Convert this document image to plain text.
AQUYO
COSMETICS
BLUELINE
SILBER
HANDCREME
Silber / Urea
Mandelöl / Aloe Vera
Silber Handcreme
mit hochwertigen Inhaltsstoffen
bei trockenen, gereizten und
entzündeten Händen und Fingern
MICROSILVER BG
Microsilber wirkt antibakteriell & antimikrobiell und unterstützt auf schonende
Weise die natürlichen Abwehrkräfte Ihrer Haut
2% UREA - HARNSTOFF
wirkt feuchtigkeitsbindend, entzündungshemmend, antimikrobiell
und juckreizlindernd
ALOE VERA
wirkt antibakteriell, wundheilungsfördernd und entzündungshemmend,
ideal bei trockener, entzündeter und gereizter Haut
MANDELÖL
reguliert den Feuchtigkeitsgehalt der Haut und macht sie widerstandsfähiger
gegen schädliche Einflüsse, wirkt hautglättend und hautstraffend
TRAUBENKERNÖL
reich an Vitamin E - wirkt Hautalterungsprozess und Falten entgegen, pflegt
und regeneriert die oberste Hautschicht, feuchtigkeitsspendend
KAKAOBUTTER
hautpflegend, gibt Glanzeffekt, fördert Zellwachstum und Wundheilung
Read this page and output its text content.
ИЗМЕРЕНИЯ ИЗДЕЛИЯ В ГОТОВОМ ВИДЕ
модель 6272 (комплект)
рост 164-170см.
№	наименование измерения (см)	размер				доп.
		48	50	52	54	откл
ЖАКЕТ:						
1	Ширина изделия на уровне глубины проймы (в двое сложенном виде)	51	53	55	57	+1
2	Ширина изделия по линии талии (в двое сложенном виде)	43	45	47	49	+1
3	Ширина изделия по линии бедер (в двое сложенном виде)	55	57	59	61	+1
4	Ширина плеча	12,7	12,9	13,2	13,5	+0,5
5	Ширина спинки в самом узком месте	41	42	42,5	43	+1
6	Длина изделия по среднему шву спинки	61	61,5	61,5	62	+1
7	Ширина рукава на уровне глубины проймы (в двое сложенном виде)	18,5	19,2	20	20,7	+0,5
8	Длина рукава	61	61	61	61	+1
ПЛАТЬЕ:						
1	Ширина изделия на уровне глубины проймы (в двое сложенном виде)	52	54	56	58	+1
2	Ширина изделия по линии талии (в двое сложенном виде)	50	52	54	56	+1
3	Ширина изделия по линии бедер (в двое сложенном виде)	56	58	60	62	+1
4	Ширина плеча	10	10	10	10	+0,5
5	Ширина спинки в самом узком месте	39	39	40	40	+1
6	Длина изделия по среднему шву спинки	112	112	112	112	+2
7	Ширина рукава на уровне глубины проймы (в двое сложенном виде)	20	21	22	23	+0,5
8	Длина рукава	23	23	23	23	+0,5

**EXERCISE PROMPT**
All of the entries above must be quoted exactly.

**SOLVED EXERCISE**
Convert this document image to plain text.
AQUYO
COSMETICS
BLUELINE
SILBER
HANDCREME
Silber / Urea
Mandelöl / Aloe Vera
Silber Handcreme
mit hochwertigen Inhaltsstoffen
bei trockenen, gereizten und
entzündeten Händen und Fingern
MICROSILVER BG
Microsilber wirkt antibakteriell & antimikrobiell und unterstützt auf schonende
Weise die natürlichen Abwehrkräfte Ihrer Haut
2% UREA - HARNSTOFF
wirkt feuchtigkeitsbindend, entzündungshemmend, antimikrobiell
und juckreizlindernd
ALOE VERA
wirkt antibakteriell, wundheilungsfördernd und entzündungshemmend,
ideal bei trockener, entzündeter und gereizter Haut
MANDELÖL
reguliert den Feuchtigkeitsgehalt der Haut und macht sie widerstandsfähiger
gegen schädliche Einflüsse, wirkt hautglättend und hautstraffend
TRAUBENKERNÖL
reich an Vitamin E - wirkt Hautalterungsprozess und Falten entgegen, pflegt
und regeneriert die oberste Hautschicht, feuchtigkeitsspendend
KAKAOBUTTER
hautpflegend, gibt Glanzeffekt, fördert Zellwachstum und Wundheilung
Read this page and output its text content.
ИЗМЕРЕНИЯ ИЗДЕЛИЯ В ГОТОВОМ ВИДЕ
модель 6272 (комплект)
рост 164-170см.
№	наименование измерения (см)	размер				доп.
		48	50	52	54	откл
ЖАКЕТ:						
1	Ширина изделия на уровне глубины проймы (в двое сложенном виде)	51	53	55	57	+1
2	Ширина изделия по линии талии (в двое сложенном виде)	43	45	47	49	+1
3	Ширина изделия по линии бедер (в двое сложенном виде)	55	57	59	61	+1
4	Ширина плеча	12,7	12,9	13,2	13,5	+0,5
5	Ширина спинки в самом узком месте	41	42	42,5	43	+1
6	Длина изделия по среднему шву спинки	61	61,5	61,5	62	+1
7	Ширина рукава на уровне глубины проймы (в двое сложенном виде)	18,5	19,2	20	20,7	+0,5
8	Длина рукава	61	61	61	61	+1
ПЛАТЬЕ:						
1	Ширина изделия на уровне глубины проймы (в двое сложенном виде)	52	54	56	58	+1
2	Ширина изделия по линии талии (в двое сложенном виде)	50	52	54	56	+1
3	Ширина изделия по линии бедер (в двое сложенном виде)	56	58	60	62	+1
4	Ширина плеча	10	10	10	10	+0,5
5	Ширина спинки в самом узком месте	39	39	40	40	+1
6	Длина изделия по среднему шву спинки	112	112	112	112	+2
7	Ширина рукава на уровне глубины проймы (в двое сложенном виде)	20	21	22	23	+0,5
8	Длина рукава	23	23	23	23	+0,5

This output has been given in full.